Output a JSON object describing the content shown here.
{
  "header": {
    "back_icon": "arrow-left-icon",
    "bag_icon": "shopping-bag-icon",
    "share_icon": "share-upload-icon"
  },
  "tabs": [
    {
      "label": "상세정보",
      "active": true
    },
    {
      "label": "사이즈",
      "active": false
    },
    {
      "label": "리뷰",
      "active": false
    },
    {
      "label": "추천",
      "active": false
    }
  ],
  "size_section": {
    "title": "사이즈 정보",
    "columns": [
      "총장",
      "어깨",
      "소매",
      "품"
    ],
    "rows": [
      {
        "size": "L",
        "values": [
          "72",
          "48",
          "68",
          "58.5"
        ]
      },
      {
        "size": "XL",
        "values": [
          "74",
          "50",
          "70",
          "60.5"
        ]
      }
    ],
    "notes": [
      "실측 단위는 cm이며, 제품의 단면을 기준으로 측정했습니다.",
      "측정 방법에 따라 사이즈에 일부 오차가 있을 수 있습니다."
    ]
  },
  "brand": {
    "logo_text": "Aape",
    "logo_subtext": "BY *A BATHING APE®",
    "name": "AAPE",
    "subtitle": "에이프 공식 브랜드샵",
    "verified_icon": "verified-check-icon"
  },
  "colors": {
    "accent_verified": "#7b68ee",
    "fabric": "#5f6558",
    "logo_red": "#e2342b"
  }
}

━━━━━━━━━━━━━━━━━━━━━━━━━━━━━━

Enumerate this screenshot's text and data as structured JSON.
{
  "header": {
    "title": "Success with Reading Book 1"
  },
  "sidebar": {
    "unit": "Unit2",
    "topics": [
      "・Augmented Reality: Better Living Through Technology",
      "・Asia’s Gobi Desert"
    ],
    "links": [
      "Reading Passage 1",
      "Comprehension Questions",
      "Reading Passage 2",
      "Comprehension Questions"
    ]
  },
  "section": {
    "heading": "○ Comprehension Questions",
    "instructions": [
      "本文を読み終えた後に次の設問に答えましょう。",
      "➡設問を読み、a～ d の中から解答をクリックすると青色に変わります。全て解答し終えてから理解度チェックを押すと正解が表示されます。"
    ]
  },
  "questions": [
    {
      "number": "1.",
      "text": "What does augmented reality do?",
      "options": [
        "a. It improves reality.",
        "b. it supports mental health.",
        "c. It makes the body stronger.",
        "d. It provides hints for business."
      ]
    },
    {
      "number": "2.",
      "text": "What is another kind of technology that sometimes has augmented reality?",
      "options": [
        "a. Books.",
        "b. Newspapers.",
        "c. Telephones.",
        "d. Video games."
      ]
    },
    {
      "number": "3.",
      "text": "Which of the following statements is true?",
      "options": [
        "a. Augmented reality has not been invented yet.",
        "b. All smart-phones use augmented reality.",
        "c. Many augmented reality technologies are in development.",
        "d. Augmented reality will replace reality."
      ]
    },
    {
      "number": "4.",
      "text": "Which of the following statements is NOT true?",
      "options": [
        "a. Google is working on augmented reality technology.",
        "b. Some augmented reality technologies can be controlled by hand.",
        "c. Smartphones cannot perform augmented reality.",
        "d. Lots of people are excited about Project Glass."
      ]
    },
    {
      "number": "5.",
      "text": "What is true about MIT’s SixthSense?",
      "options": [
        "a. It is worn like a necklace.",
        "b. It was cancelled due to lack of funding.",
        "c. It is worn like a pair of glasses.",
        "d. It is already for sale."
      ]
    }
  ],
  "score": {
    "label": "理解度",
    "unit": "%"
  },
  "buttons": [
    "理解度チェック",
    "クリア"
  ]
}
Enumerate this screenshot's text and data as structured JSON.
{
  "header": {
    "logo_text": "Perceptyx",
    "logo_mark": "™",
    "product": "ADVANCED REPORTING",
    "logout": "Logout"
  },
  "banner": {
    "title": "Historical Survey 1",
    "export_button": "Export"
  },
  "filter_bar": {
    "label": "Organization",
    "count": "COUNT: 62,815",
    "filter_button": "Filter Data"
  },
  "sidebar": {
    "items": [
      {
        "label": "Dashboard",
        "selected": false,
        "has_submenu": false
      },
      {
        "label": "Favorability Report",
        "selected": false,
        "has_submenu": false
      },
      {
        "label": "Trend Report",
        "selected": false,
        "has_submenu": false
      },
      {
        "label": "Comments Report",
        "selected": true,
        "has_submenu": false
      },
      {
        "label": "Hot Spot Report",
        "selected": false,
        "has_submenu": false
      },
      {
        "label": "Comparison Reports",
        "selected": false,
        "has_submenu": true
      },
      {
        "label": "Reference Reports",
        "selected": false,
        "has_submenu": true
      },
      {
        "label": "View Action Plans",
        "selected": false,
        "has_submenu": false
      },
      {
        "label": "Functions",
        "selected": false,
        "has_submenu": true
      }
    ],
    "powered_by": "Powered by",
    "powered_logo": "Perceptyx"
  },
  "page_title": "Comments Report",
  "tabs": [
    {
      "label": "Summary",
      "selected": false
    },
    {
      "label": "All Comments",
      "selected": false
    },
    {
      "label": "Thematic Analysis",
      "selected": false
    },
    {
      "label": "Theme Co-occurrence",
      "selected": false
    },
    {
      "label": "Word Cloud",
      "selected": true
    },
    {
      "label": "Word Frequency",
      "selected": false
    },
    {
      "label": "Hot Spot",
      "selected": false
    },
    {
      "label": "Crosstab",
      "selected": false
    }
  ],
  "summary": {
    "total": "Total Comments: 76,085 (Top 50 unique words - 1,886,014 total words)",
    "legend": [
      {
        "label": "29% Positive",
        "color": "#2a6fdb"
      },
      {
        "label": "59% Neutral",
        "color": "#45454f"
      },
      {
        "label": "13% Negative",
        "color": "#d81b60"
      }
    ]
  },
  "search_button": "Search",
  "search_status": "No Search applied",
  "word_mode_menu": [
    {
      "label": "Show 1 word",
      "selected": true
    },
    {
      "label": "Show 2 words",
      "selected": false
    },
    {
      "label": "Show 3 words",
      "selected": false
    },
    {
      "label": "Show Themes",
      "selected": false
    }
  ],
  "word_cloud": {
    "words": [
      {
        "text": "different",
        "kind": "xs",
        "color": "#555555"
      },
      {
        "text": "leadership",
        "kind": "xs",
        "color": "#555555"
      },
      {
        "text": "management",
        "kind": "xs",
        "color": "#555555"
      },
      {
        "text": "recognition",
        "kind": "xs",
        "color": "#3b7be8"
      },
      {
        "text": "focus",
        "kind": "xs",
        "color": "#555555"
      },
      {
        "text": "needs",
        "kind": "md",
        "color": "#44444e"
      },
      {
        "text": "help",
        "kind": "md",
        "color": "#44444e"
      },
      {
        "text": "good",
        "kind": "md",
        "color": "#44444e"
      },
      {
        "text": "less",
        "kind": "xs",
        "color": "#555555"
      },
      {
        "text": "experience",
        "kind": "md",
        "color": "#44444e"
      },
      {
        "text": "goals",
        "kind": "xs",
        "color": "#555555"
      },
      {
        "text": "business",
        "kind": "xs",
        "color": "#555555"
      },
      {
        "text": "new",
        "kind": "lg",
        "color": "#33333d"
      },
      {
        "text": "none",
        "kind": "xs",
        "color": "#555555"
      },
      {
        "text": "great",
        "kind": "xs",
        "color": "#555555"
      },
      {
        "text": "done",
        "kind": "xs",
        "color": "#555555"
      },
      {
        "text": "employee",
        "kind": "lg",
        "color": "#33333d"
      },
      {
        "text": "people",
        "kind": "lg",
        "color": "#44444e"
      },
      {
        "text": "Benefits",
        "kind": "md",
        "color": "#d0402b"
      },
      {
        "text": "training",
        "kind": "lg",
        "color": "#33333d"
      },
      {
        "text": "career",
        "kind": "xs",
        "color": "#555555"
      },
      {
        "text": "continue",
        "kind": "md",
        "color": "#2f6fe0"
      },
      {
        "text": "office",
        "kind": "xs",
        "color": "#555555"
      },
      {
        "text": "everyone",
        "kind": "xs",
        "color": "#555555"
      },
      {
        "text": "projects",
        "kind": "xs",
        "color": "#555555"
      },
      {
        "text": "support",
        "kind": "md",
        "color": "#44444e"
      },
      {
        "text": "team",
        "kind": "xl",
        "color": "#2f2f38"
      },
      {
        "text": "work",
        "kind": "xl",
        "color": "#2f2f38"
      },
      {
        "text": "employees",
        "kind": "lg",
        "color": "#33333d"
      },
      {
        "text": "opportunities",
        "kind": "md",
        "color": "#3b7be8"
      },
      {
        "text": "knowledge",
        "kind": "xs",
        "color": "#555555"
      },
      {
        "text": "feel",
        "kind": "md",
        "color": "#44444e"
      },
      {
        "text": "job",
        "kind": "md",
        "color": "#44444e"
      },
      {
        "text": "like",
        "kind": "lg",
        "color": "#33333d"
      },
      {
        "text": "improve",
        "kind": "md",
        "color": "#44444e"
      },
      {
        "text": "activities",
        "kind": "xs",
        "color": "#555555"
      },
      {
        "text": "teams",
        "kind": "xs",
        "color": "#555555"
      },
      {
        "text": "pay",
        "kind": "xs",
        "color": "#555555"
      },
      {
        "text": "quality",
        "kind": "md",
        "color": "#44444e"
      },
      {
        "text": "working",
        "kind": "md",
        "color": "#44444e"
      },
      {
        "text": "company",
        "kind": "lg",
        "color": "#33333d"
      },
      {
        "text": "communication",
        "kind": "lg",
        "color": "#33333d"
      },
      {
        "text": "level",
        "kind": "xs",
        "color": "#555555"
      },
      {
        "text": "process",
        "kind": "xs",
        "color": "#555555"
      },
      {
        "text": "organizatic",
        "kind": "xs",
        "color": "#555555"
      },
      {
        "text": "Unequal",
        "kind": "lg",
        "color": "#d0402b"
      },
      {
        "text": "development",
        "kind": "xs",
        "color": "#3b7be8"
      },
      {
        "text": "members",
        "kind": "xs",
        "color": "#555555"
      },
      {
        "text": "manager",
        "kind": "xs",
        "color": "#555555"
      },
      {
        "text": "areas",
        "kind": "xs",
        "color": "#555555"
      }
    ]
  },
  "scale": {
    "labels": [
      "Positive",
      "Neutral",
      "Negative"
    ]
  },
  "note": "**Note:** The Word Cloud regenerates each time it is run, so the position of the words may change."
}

━━━━━━━━━━━━━━━━━━━━━━━━━━━━━━

Search the entries for the word "people" and copy every line that has it.

        "d. Lots of people are excited about Project Glass."
        "text": "people",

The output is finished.